## START RAW RECORDS

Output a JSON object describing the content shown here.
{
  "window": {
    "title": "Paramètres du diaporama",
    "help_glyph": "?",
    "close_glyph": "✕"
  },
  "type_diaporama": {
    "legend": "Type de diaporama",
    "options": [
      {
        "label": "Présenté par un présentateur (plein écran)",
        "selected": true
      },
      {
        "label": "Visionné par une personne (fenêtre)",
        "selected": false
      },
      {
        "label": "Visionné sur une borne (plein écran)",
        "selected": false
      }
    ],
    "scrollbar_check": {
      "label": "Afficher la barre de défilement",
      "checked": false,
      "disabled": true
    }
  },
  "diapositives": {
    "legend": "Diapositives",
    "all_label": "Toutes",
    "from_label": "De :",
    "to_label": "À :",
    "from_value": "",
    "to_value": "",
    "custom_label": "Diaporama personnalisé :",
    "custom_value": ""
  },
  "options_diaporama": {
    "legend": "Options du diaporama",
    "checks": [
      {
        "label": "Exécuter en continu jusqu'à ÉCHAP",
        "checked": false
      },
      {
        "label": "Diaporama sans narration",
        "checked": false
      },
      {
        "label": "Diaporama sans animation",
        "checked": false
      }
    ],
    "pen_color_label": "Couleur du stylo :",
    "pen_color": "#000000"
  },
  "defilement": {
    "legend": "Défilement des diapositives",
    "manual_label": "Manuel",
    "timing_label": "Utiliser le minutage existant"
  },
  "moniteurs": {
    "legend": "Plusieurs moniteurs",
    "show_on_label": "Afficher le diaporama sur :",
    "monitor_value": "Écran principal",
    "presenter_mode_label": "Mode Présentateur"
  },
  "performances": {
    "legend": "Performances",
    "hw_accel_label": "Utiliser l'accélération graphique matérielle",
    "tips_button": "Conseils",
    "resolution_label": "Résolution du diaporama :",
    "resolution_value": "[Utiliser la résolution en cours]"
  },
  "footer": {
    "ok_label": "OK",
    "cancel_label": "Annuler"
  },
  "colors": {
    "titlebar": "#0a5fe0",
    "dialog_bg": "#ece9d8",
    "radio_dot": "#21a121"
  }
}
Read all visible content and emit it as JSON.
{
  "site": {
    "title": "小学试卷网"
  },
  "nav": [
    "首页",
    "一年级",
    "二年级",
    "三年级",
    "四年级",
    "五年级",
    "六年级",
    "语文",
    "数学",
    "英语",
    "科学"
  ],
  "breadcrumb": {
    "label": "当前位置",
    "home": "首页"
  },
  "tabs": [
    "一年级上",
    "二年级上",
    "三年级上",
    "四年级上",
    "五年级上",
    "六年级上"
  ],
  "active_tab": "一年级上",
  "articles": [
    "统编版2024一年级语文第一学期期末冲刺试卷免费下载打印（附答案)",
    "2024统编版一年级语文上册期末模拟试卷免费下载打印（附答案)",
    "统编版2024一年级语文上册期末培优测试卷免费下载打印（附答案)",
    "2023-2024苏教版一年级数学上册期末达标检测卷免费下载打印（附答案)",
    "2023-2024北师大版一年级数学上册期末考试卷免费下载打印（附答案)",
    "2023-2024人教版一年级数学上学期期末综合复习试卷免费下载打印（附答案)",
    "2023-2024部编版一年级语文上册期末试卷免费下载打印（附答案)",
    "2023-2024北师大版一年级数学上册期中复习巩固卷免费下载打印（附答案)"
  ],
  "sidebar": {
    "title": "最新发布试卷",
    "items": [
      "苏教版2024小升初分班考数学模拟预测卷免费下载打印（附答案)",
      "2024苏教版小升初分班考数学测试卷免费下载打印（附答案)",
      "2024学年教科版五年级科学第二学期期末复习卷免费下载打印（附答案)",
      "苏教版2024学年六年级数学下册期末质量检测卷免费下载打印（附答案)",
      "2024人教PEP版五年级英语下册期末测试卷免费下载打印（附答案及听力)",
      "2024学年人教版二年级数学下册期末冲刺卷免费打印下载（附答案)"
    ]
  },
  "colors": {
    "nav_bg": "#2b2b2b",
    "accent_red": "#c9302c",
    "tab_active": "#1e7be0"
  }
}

## END RAW RECORDS

TASK INSTRUCTIONS :: All of the data shown above must be copied exactly.

SOLVED EXERCISE ::
Output a JSON object describing the content shown here.
{
  "window": {
    "title": "Paramètres du diaporama",
    "help_glyph": "?",
    "close_glyph": "✕"
  },
  "type_diaporama": {
    "legend": "Type de diaporama",
    "options": [
      {
        "label": "Présenté par un présentateur (plein écran)",
        "selected": true
      },
      {
        "label": "Visionné par une personne (fenêtre)",
        "selected": false
      },
      {
        "label": "Visionné sur une borne (plein écran)",
        "selected": false
      }
    ],
    "scrollbar_check": {
      "label": "Afficher la barre de défilement",
      "checked": false,
      "disabled": true
    }
  },
  "diapositives": {
    "legend": "Diapositives",
    "all_label": "Toutes",
    "from_label": "De :",
    "to_label": "À :",
    "from_value": "",
    "to_value": "",
    "custom_label": "Diaporama personnalisé :",
    "custom_value": ""
  },
  "options_diaporama": {
    "legend": "Options du diaporama",
    "checks": [
      {
        "label": "Exécuter en continu jusqu'à ÉCHAP",
        "checked": false
      },
      {
        "label": "Diaporama sans narration",
        "checked": false
      },
      {
        "label": "Diaporama sans animation",
        "checked": false
      }
    ],
    "pen_color_label": "Couleur du stylo :",
    "pen_color": "#000000"
  },
  "defilement": {
    "legend": "Défilement des diapositives",
    "manual_label": "Manuel",
    "timing_label": "Utiliser le minutage existant"
  },
  "moniteurs": {
    "legend": "Plusieurs moniteurs",
    "show_on_label": "Afficher le diaporama sur :",
    "monitor_value": "Écran principal",
    "presenter_mode_label": "Mode Présentateur"
  },
  "performances": {
    "legend": "Performances",
    "hw_accel_label": "Utiliser l'accélération graphique matérielle",
    "tips_button": "Conseils",
    "resolution_label": "Résolution du diaporama :",
    "resolution_value": "[Utiliser la résolution en cours]"
  },
  "footer": {
    "ok_label": "OK",
    "cancel_label": "Annuler"
  },
  "colors": {
    "titlebar": "#0a5fe0",
    "dialog_bg": "#ece9d8",
    "radio_dot": "#21a121"
  }
}
Read all visible content and emit it as JSON.
{
  "site": {
    "title": "小学试卷网"
  },
  "nav": [
    "首页",
    "一年级",
    "二年级",
    "三年级",
    "四年级",
    "五年级",
    "六年级",
    "语文",
    "数学",
    "英语",
    "科学"
  ],
  "breadcrumb": {
    "label": "当前位置",
    "home": "首页"
  },
  "tabs": [
    "一年级上",
    "二年级上",
    "三年级上",
    "四年级上",
    "五年级上",
    "六年级上"
  ],
  "active_tab": "一年级上",
  "articles": [
    "统编版2024一年级语文第一学期期末冲刺试卷免费下载打印（附答案)",
    "2024统编版一年级语文上册期末模拟试卷免费下载打印（附答案)",
    "统编版2024一年级语文上册期末培优测试卷免费下载打印（附答案)",
    "2023-2024苏教版一年级数学上册期末达标检测卷免费下载打印（附答案)",
    "2023-2024北师大版一年级数学上册期末考试卷免费下载打印（附答案)",
    "2023-2024人教版一年级数学上学期期末综合复习试卷免费下载打印（附答案)",
    "2023-2024部编版一年级语文上册期末试卷免费下载打印（附答案)",
    "2023-2024北师大版一年级数学上册期中复习巩固卷免费下载打印（附答案)"
  ],
  "sidebar": {
    "title": "最新发布试卷",
    "items": [
      "苏教版2024小升初分班考数学模拟预测卷免费下载打印（附答案)",
      "2024苏教版小升初分班考数学测试卷免费下载打印（附答案)",
      "2024学年教科版五年级科学第二学期期末复习卷免费下载打印（附答案)",
      "苏教版2024学年六年级数学下册期末质量检测卷免费下载打印（附答案)",
      "2024人教PEP版五年级英语下册期末测试卷免费下载打印（附答案及听力)",
      "2024学年人教版二年级数学下册期末冲刺卷免费打印下载（附答案)"
    ]
  },
  "colors": {
    "nav_bg": "#2b2b2b",
    "accent_red": "#c9302c",
    "tab_active": "#1e7be0"
  }
}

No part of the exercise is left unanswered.